AIM: Return the records in full, exactly as given.
.....
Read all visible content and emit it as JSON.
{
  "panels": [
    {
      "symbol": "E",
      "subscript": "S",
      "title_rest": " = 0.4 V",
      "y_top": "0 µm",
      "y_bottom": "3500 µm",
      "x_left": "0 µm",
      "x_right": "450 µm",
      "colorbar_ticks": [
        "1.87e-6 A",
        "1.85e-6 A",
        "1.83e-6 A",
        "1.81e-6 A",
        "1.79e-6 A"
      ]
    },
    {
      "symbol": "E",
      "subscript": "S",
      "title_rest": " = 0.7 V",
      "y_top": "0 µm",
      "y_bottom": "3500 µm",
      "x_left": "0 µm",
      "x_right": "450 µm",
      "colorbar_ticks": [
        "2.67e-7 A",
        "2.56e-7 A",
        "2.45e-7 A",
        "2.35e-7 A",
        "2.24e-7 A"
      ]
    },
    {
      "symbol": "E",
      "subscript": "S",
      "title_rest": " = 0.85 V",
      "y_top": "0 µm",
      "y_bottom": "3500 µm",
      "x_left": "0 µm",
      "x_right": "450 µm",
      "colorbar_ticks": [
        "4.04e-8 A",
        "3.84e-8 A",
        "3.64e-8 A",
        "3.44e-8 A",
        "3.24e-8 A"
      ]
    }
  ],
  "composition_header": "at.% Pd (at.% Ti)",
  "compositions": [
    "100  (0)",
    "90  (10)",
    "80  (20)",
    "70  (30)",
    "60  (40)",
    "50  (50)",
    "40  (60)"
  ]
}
.....
FULL SOLUTION:
Read all visible content and emit it as JSON.
{
  "panels": [
    {
      "symbol": "E",
      "subscript": "S",
      "title_rest": " = 0.4 V",
      "y_top": "0 µm",
      "y_bottom": "3500 µm",
      "x_left": "0 µm",
      "x_right": "450 µm",
      "colorbar_ticks": [
        "1.87e-6 A",
        "1.85e-6 A",
        "1.83e-6 A",
        "1.81e-6 A",
        "1.79e-6 A"
      ]
    },
    {
      "symbol": "E",
      "subscript": "S",
      "title_rest": " = 0.7 V",
      "y_top": "0 µm",
      "y_bottom": "3500 µm",
      "x_left": "0 µm",
      "x_right": "450 µm",
      "colorbar_ticks": [
        "2.67e-7 A",
        "2.56e-7 A",
        "2.45e-7 A",
        "2.35e-7 A",
        "2.24e-7 A"
      ]
    },
    {
      "symbol": "E",
      "subscript": "S",
      "title_rest": " = 0.85 V",
      "y_top": "0 µm",
      "y_bottom": "3500 µm",
      "x_left": "0 µm",
      "x_right": "450 µm",
      "colorbar_ticks": [
        "4.04e-8 A",
        "3.84e-8 A",
        "3.64e-8 A",
        "3.44e-8 A",
        "3.24e-8 A"
      ]
    }
  ],
  "composition_header": "at.% Pd (at.% Ti)",
  "compositions": [
    "100  (0)",
    "90  (10)",
    "80  (20)",
    "70  (30)",
    "60  (40)",
    "50  (50)",
    "40  (60)"
  ]
}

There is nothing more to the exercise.